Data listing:
>> Begin

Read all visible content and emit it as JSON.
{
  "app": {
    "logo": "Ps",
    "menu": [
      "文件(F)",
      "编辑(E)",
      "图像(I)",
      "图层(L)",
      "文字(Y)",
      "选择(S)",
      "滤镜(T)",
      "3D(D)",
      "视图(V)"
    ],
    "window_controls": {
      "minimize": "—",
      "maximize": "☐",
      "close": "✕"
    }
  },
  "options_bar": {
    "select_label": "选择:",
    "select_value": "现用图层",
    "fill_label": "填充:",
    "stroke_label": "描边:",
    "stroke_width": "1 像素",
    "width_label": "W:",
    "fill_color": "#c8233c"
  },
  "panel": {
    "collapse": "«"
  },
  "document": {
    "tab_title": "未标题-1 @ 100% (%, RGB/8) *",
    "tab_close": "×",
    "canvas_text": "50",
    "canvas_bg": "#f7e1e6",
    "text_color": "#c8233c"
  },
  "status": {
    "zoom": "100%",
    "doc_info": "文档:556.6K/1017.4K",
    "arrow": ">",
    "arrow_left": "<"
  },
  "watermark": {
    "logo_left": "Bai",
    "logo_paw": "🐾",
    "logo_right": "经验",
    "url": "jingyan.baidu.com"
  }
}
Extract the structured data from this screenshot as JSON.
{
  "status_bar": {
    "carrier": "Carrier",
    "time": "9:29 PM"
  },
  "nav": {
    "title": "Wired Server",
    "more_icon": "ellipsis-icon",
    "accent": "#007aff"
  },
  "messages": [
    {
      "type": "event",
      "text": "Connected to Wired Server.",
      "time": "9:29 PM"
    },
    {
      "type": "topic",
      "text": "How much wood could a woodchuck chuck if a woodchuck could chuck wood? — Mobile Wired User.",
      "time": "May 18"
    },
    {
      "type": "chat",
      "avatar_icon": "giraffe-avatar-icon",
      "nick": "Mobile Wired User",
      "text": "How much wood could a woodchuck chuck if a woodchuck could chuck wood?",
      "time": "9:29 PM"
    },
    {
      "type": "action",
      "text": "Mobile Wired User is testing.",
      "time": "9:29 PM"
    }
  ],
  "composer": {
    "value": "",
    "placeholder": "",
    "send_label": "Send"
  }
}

>> End

> **STATED PROBLEM**
Copy all lines from the entries that contain the word "User".

> **ANSWER IN FULL**
      "text": "How much wood could a woodchuck chuck if a woodchuck could chuck wood? — Mobile Wired User.",
      "nick": "Mobile Wired User",
      "text": "Mobile Wired User is testing.",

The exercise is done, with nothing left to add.